SUPPLIED ENTRIES —
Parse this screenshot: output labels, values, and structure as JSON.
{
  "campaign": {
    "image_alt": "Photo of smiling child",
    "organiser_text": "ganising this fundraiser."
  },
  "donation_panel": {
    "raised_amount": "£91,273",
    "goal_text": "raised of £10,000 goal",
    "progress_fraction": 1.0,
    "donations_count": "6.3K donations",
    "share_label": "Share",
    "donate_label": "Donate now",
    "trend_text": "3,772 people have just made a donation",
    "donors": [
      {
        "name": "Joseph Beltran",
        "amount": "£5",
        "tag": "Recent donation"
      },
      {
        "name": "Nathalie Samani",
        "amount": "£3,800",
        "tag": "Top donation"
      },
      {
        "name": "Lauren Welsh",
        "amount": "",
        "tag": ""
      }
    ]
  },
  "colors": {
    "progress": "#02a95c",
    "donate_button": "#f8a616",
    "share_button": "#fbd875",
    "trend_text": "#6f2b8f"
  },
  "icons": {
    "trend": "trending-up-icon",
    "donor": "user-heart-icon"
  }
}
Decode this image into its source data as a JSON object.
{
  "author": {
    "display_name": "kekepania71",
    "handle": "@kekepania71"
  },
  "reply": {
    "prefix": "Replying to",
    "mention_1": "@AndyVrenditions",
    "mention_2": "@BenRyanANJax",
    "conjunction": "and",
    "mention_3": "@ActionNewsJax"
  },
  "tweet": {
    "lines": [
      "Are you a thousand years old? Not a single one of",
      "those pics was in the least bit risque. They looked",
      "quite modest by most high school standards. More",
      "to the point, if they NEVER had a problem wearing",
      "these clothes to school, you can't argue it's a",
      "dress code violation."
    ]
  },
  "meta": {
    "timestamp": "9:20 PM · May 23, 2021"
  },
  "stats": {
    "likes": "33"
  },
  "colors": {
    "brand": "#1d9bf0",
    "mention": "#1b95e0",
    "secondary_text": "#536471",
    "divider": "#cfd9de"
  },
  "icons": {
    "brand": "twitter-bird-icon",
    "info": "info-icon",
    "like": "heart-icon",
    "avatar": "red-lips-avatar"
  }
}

TASK TO CARRY OUT —
Sift through the entries and copy every line with "brand".

OUTPUT OF THE EXERCISE —
    "brand": "#1d9bf0",
    "brand": "twitter-bird-icon",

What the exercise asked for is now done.